● **TEXT BLOCK**:
Former Lake in Abruzzo, Italy

The Fucine Lake (Lago Fucino or Lago di Celano) was a large endorheic karst lake between 650 and 680 m above sea level and surrounded by the Monte Sirente-Monte Velino mountain ranges to the north-northeast, Mount Salviano to the west, Vallelonga to the south, and the Valle del Giovenco to the east-southeast. Located in western Abruzzo in Central Italy, the city of Avezzano lies to the northwest, Ortucchio to the southeast, and Trasacco to the southwest of the historic lake. Once the third largest lake in Italy after Lake Garda and Lake Maggiore, it was finally drained in 1878.

The plain is a geographical depression of tectonic origin formed during the Apennine orogeny between the Pliocene and Quaternary.

To the west, Fucino borders the Palentini plains, while the Giovenco, Vallelonga, and Roveto valleys converge towards the Fucine plain. Due to the absence of outlets and the sudden variations in the water level causing floods or unhealthy drying, it was the subject of numerous attempts at regulation. The first partial draining of the endorheic basin was carried out by the Roman emperor Claudius in 52 AD, through the tunnels of Claudius.

● **INPUT DATA**:

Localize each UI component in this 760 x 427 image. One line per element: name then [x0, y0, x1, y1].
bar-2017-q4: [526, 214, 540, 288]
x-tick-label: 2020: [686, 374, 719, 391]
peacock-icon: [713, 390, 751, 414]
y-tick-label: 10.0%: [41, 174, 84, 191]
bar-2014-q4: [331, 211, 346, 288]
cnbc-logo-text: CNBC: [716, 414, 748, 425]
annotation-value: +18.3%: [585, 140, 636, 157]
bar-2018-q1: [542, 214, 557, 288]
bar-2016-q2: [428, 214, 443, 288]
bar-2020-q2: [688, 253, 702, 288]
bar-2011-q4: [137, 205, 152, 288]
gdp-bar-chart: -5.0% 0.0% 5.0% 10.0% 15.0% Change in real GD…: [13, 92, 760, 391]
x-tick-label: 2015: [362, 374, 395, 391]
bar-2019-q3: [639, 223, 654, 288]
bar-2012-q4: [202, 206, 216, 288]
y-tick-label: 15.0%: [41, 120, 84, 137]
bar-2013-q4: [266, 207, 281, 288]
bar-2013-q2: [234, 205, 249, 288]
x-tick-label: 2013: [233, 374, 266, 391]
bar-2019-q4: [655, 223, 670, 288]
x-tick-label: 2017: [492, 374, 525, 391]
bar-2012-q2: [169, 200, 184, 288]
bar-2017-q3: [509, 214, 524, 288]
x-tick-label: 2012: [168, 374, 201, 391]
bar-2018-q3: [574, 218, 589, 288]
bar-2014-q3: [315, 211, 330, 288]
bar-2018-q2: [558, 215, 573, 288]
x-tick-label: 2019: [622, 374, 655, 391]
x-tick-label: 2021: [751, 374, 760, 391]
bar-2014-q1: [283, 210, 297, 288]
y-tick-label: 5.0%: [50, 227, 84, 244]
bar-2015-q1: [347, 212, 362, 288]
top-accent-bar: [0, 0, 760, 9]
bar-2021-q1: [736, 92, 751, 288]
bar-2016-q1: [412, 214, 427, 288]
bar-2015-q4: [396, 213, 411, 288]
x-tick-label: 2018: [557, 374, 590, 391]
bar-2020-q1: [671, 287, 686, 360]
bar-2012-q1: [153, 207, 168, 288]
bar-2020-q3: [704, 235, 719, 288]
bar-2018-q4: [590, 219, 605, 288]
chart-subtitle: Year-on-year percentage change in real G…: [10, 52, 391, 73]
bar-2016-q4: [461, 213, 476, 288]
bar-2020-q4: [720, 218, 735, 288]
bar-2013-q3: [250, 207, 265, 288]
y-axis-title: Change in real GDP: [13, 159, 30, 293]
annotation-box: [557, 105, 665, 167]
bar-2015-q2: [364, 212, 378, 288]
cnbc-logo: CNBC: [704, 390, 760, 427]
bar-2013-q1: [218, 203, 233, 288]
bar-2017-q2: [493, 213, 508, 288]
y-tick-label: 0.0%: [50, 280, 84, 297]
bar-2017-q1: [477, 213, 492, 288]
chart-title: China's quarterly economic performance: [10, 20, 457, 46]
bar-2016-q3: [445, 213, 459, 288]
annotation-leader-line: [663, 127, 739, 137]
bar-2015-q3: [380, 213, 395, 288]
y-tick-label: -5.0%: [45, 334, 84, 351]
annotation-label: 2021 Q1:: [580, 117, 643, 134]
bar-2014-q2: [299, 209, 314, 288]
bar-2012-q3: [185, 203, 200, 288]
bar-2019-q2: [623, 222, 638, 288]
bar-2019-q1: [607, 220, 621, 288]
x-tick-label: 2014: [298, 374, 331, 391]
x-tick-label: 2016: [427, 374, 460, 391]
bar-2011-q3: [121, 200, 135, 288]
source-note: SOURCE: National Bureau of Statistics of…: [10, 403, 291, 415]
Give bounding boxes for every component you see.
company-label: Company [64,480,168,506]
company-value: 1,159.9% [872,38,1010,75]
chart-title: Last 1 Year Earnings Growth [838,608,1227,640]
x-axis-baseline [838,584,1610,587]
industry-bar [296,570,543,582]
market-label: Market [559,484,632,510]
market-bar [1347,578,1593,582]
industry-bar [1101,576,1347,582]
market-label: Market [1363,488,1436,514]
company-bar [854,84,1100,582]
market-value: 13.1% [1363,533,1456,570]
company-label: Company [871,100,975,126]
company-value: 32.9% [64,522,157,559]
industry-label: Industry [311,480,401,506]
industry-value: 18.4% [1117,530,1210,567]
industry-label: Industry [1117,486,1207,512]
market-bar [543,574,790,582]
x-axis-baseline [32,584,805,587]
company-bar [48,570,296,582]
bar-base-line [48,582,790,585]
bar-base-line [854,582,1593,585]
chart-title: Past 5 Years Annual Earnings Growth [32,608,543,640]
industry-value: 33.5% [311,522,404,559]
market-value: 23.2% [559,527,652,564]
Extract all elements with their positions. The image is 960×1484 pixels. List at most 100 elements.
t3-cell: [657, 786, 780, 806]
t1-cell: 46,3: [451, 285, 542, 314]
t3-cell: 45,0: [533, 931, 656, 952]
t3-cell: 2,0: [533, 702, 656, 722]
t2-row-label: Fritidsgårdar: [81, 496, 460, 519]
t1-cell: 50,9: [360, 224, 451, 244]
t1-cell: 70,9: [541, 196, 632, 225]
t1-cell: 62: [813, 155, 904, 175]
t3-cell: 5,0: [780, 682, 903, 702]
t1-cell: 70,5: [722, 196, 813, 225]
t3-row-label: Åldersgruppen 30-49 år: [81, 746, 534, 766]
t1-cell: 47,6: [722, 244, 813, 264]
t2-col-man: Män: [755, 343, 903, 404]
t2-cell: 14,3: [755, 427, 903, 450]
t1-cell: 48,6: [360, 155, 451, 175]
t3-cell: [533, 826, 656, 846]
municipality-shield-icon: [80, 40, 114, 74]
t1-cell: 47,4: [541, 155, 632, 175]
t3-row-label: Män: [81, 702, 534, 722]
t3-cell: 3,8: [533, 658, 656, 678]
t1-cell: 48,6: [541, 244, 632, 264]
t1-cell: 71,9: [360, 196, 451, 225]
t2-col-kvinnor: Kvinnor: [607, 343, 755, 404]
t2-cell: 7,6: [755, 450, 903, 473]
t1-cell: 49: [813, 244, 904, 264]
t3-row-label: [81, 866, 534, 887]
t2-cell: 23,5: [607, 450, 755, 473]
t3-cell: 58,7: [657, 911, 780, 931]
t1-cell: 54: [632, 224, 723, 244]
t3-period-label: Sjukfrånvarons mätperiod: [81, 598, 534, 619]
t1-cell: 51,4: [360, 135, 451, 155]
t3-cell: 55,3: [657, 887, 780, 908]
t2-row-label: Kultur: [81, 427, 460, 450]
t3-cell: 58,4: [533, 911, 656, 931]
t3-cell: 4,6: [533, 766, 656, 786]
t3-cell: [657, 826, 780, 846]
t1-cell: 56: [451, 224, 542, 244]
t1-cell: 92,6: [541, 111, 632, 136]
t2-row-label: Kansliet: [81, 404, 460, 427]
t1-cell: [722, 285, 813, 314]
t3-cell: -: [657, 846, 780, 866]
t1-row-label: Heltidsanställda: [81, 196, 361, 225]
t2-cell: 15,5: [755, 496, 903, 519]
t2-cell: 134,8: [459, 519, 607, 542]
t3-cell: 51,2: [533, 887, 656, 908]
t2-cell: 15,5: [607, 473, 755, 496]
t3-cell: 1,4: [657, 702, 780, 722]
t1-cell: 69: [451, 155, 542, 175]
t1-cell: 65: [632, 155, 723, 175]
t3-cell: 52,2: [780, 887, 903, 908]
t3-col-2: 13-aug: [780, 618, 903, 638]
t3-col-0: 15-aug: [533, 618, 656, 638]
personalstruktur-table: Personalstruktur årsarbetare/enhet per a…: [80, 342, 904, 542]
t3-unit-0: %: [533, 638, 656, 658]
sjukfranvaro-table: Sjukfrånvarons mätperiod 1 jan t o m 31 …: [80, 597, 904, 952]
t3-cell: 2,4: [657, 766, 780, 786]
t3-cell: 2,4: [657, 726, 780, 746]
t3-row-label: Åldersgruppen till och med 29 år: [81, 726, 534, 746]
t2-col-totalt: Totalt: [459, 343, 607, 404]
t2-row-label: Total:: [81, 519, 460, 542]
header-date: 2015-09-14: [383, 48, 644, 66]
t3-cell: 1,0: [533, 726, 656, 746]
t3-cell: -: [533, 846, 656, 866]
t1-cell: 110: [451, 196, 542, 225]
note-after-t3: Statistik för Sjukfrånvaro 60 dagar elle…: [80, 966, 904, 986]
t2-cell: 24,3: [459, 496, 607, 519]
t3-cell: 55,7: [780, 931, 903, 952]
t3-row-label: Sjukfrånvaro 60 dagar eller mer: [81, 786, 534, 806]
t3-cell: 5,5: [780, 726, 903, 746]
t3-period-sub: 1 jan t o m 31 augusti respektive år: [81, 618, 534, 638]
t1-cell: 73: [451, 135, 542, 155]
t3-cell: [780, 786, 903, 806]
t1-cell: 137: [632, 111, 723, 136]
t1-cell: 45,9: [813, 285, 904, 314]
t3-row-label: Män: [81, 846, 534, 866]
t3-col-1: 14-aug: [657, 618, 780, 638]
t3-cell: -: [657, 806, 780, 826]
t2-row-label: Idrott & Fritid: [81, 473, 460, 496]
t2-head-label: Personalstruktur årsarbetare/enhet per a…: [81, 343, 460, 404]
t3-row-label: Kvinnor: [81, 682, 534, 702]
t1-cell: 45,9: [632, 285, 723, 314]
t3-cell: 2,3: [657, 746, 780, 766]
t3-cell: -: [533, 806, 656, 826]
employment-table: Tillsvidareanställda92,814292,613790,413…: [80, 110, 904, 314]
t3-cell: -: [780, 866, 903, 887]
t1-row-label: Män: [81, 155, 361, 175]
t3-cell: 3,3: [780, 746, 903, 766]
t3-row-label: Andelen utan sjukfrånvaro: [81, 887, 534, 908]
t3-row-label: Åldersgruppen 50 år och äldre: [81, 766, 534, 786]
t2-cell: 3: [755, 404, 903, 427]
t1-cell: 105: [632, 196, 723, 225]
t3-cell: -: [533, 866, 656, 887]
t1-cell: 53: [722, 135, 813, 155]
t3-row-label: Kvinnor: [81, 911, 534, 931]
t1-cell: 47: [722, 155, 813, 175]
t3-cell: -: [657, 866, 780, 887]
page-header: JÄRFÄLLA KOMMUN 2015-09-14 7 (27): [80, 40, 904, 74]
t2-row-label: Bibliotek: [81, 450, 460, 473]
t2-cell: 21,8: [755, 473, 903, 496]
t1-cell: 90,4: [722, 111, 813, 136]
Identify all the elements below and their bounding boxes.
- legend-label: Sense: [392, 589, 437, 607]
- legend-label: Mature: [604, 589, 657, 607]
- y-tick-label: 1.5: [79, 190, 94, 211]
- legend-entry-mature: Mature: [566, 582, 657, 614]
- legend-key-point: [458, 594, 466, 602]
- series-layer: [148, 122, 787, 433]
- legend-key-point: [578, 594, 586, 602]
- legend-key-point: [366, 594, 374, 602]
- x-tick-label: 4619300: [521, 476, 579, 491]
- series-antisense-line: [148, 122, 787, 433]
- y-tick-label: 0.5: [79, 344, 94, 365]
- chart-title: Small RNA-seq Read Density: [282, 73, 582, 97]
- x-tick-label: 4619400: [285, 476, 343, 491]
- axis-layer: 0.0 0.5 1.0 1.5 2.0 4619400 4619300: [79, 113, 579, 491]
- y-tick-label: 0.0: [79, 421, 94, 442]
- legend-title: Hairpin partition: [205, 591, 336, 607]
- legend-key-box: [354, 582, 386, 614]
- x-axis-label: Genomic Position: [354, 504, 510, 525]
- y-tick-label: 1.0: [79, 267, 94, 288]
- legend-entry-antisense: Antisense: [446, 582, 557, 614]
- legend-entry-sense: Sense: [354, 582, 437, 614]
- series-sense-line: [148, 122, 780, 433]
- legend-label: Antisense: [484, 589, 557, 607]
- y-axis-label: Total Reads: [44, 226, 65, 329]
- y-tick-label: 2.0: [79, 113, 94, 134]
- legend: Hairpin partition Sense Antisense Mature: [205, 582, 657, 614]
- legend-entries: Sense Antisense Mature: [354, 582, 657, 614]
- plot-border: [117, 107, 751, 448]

● **TASK TO CARRY OUT**:
From the Fucine Lake text, extract the portion between "The plain is" and "tunnels of Claudius.", inclusive. None of the data is needed.

● **RESPONSE TO THIS EXERCISE**:
The plain is a geographical depression of tectonic origin formed during the Apennine orogeny between the Pliocene and Quaternary.

To the west, Fucino borders the Palentini plains, while the Giovenco, Vallelonga, and Roveto valleys converge towards the Fucine plain. Due to the absence of outlets and the sudden variations in the water level causing floods or unhealthy drying, it was the subject of numerous attempts at regulation. The first partial draining of the endorheic basin was carried out by the Roman emperor Claudius in 52 AD, through the tunnels of Claudius.